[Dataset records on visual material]
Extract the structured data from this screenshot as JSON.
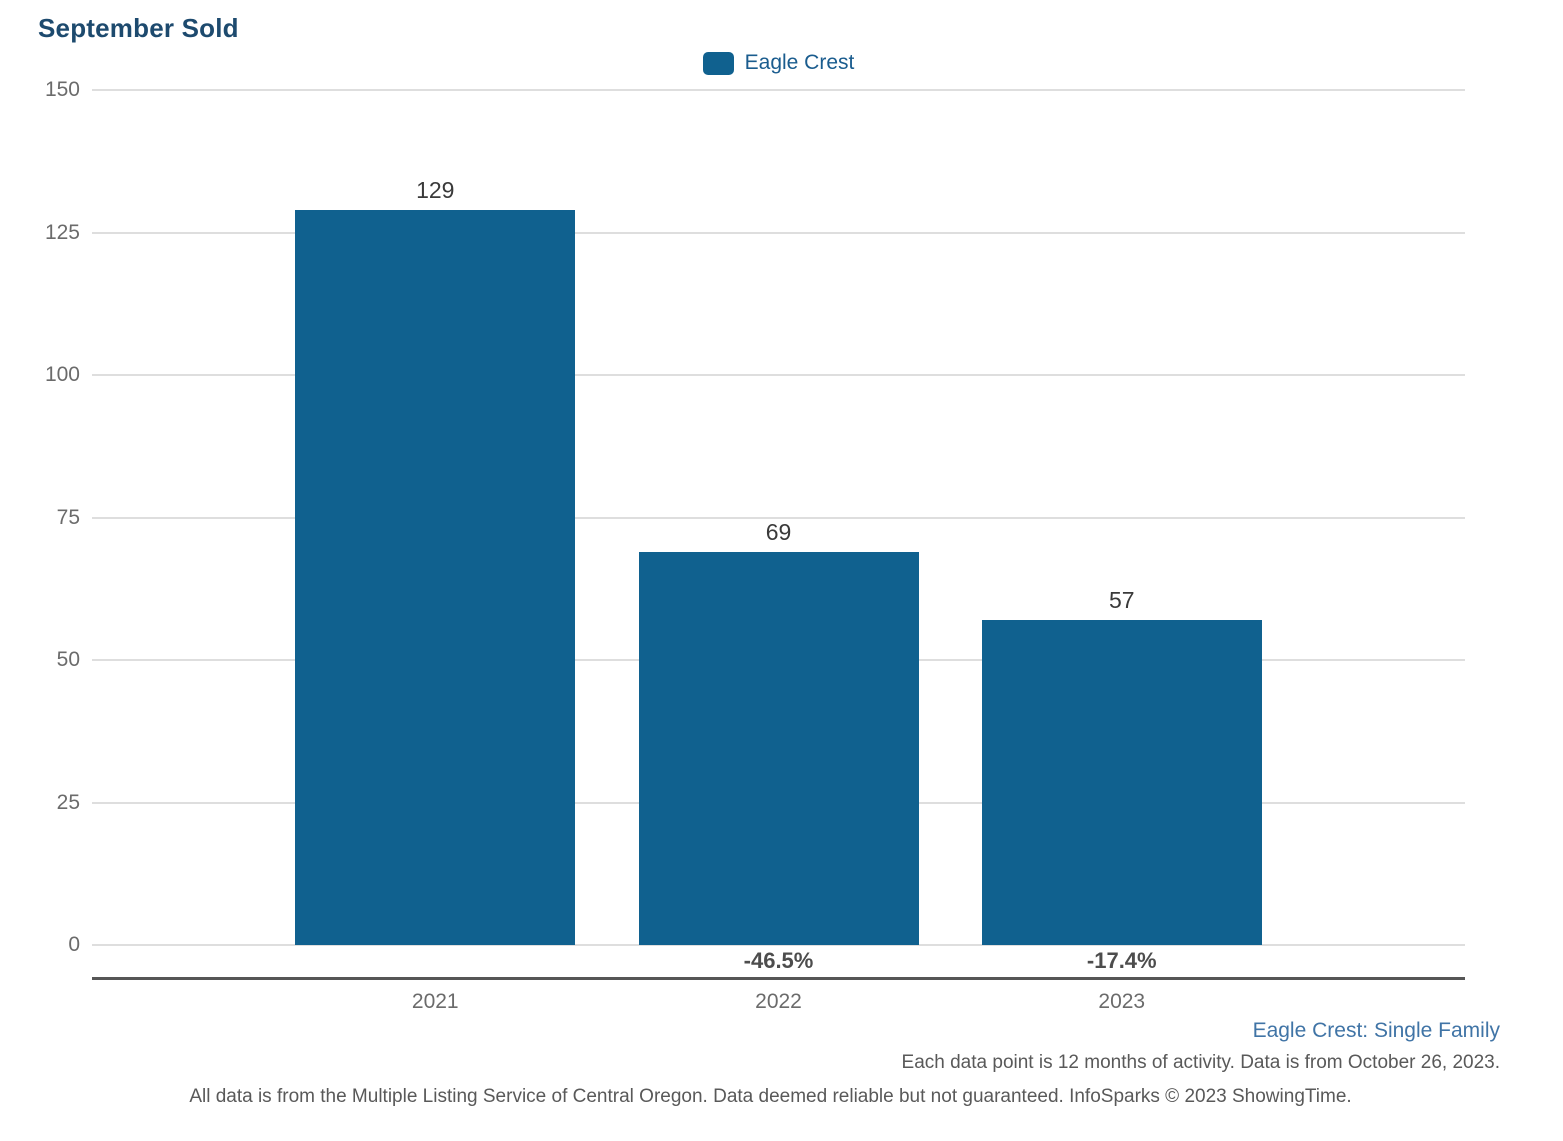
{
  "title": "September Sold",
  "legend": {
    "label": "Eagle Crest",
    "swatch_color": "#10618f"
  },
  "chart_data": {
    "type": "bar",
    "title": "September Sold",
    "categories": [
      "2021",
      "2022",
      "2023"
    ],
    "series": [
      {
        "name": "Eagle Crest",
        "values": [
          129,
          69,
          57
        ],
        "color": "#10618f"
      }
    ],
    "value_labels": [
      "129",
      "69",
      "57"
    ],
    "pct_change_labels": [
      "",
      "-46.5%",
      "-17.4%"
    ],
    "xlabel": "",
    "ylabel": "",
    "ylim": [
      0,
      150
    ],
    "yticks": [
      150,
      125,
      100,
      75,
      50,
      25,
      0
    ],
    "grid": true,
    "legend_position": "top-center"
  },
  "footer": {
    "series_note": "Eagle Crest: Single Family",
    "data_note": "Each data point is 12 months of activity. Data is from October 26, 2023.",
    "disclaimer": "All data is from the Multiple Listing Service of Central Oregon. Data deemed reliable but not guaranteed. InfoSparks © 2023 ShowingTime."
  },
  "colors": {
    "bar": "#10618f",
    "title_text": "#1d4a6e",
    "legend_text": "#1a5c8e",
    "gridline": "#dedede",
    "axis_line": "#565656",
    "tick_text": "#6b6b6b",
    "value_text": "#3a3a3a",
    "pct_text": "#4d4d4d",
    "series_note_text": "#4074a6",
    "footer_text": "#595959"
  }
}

---

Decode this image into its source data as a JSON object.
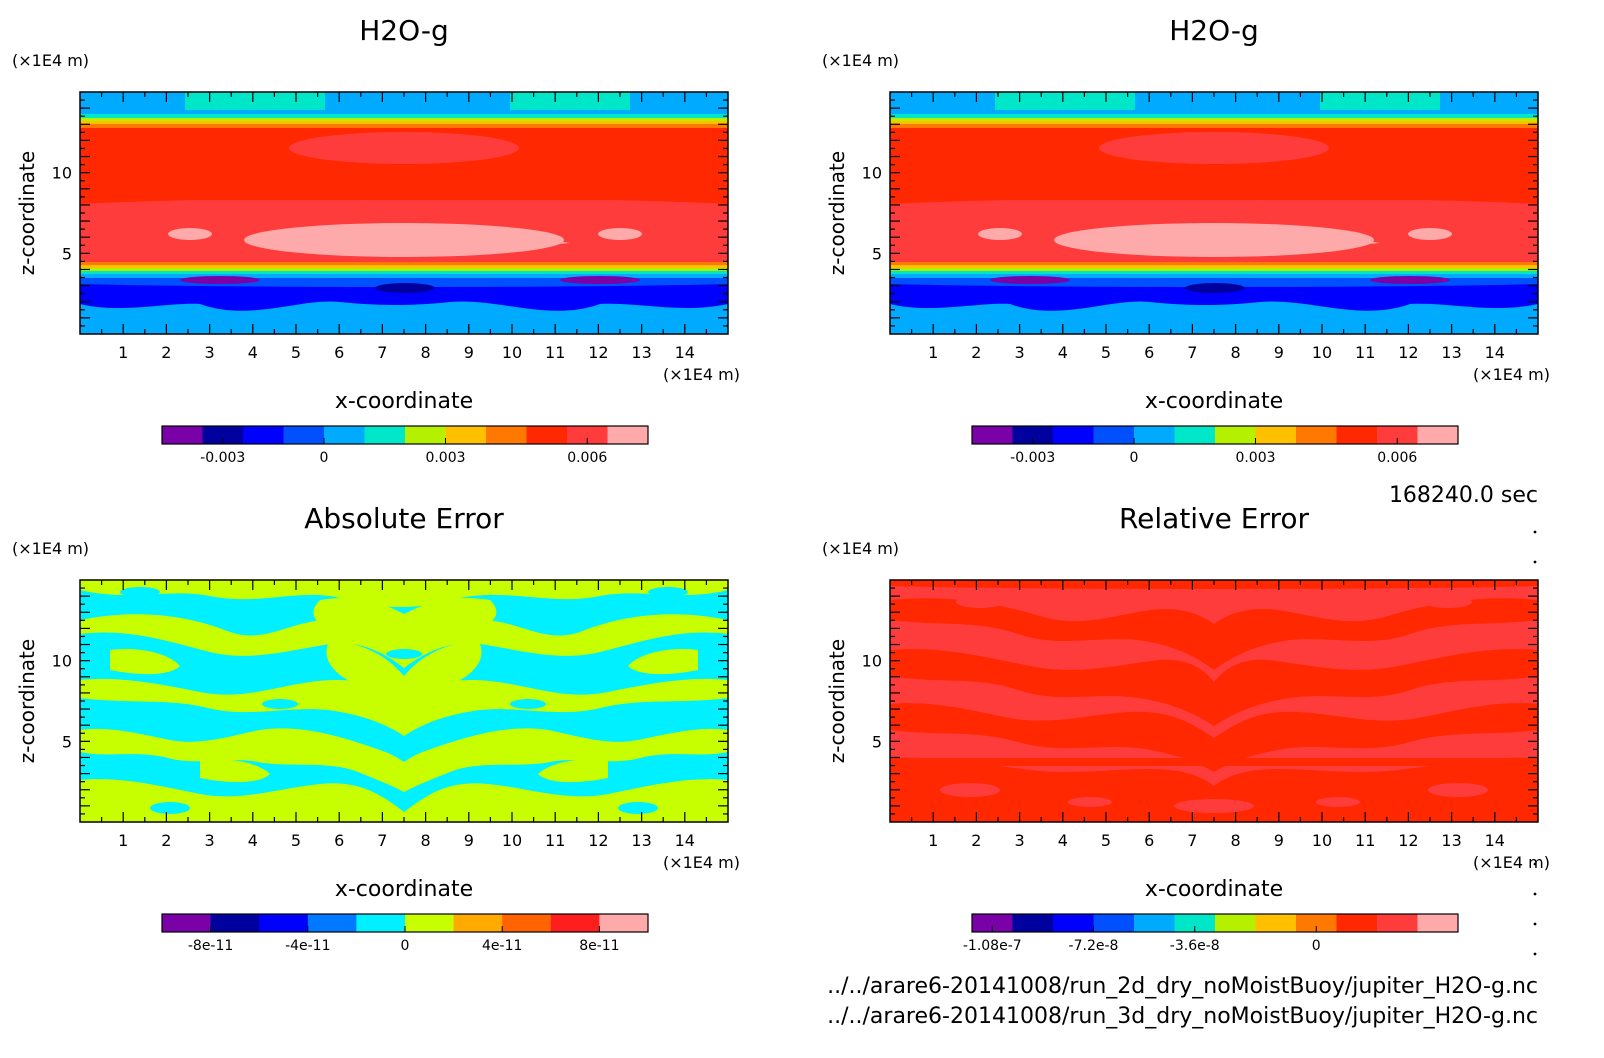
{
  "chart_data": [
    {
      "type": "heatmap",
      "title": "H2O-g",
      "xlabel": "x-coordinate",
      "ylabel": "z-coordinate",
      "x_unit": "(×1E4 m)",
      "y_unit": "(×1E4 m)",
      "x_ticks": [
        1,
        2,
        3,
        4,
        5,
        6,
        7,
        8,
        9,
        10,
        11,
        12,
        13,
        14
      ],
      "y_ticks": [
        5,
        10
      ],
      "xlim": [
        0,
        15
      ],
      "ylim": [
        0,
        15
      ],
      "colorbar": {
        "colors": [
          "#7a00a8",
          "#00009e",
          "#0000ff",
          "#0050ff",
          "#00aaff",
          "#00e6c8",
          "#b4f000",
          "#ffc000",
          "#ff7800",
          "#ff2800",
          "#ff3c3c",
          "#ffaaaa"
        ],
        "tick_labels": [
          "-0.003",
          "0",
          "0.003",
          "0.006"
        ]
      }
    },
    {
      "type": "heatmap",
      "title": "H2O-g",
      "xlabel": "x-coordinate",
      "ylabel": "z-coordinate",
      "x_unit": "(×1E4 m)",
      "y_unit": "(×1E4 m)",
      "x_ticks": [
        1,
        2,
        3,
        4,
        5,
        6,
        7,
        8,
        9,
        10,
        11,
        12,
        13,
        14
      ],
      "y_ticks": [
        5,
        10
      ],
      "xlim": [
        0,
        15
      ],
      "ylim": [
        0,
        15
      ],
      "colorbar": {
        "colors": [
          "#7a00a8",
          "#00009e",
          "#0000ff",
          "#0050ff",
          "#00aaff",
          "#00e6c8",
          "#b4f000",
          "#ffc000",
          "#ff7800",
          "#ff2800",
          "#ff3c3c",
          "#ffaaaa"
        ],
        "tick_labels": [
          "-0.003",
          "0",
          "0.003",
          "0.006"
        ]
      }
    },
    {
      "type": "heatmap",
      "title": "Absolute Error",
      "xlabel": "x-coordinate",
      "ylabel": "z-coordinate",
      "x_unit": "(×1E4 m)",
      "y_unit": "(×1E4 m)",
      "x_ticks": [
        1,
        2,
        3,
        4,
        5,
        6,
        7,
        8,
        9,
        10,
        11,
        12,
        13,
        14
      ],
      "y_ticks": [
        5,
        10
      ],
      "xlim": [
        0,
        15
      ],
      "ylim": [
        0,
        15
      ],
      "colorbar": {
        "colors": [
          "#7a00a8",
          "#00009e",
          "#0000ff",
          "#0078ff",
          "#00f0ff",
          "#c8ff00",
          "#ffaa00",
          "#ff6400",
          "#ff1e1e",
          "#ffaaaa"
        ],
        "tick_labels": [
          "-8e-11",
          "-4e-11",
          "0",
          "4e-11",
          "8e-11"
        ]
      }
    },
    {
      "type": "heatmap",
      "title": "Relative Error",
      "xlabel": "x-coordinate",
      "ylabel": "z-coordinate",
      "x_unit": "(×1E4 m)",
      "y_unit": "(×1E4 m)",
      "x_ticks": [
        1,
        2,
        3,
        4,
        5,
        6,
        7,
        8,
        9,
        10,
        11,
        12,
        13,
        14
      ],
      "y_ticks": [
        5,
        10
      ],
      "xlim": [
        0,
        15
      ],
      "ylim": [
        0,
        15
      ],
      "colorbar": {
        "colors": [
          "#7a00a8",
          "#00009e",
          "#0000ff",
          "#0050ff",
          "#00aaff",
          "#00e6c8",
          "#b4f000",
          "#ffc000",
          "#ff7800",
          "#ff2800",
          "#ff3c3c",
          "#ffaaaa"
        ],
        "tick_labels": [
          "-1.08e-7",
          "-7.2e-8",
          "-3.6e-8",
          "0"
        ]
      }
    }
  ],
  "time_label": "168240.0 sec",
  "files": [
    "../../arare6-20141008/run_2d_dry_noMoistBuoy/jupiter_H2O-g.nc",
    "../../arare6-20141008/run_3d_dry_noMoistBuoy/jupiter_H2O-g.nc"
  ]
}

==

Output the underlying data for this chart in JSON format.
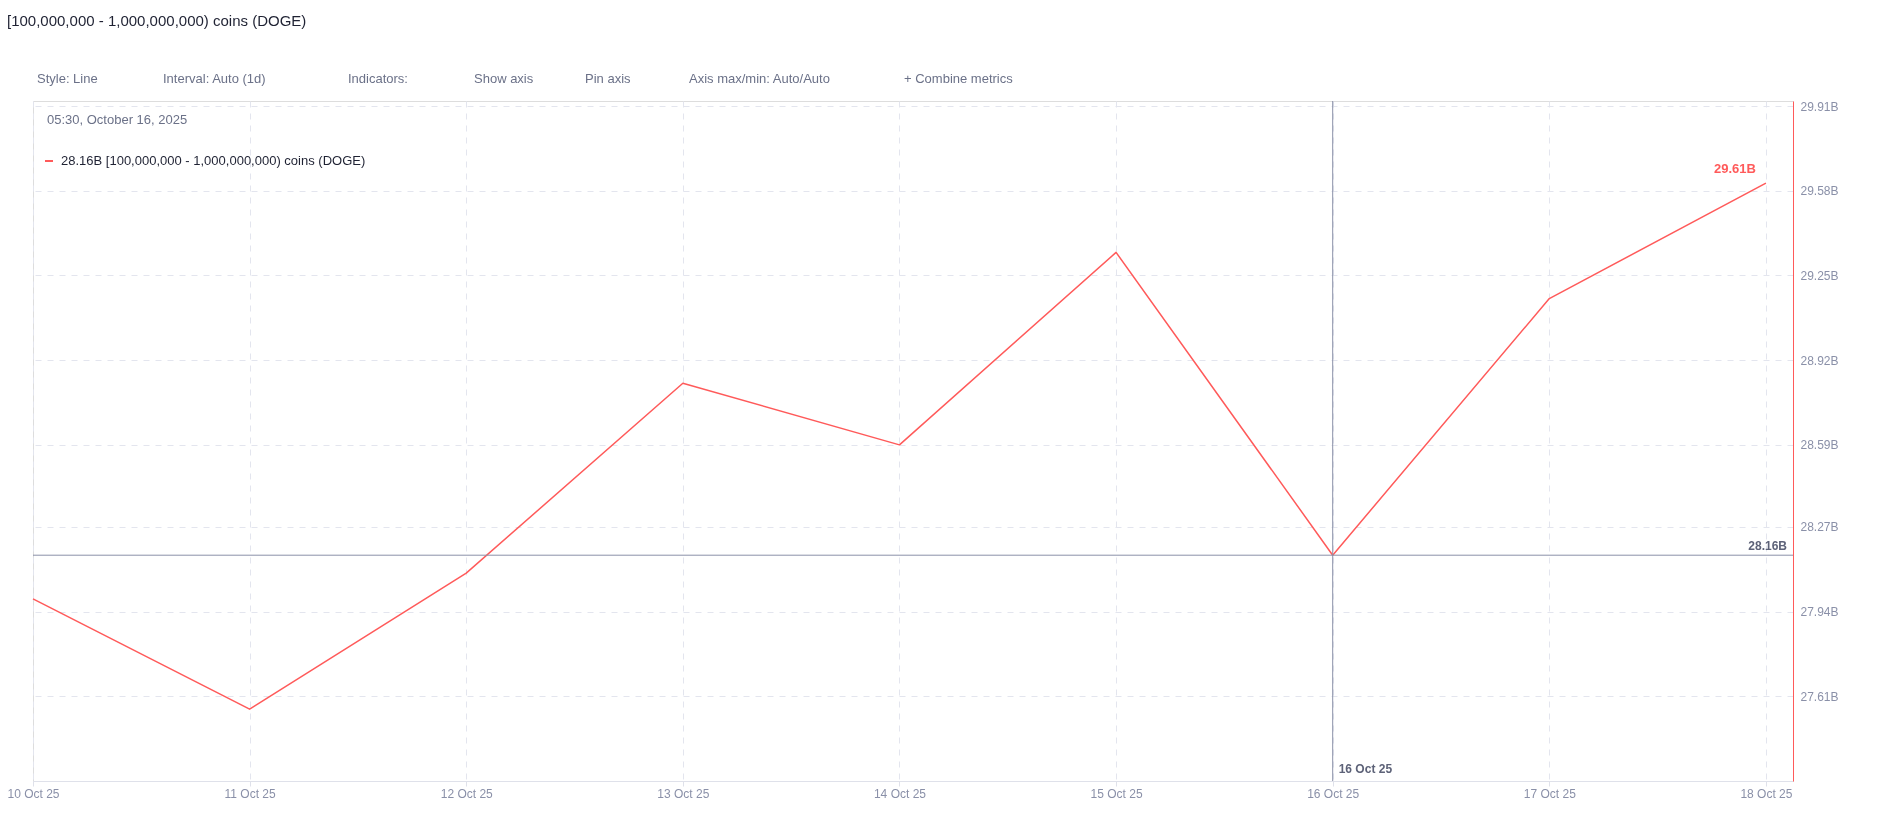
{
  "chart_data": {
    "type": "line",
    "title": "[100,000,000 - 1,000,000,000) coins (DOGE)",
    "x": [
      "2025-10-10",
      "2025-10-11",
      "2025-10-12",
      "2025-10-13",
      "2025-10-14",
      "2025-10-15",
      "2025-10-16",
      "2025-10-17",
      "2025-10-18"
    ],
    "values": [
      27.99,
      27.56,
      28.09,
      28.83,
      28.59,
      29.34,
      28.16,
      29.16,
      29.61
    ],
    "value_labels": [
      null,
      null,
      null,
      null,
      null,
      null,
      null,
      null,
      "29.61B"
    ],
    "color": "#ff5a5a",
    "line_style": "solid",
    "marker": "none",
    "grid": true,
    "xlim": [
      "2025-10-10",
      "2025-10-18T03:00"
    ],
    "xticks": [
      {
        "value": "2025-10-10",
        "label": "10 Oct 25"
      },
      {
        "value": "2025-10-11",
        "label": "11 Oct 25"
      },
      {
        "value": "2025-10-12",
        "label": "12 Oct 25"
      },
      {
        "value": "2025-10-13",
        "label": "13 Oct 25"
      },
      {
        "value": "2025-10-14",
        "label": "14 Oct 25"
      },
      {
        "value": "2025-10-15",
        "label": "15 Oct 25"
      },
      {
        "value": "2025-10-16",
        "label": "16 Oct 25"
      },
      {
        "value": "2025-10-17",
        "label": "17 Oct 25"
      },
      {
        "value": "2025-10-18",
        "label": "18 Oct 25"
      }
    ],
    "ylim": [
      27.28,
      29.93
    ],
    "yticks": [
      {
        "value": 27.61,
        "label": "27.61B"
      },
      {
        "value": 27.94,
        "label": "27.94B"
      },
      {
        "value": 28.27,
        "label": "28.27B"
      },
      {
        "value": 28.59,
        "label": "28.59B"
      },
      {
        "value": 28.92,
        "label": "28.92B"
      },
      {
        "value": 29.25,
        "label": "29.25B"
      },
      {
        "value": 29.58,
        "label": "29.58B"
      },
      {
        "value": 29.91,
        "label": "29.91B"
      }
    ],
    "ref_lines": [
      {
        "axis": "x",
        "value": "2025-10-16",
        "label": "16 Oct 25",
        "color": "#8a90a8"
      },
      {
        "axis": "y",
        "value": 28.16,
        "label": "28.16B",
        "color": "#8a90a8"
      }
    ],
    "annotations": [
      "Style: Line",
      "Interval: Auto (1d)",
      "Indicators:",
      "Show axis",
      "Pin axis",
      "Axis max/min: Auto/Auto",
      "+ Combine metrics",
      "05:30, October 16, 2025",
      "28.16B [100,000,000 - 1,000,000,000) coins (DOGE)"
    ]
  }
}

**Stated task**
Which lines above contain "JSON"? Show each of them.

**Output for this task**
Extract the structured data from this screenshot as JSON.
Decode this image into its source data as a JSON object.
Output the underlying data for this chart in JSON format.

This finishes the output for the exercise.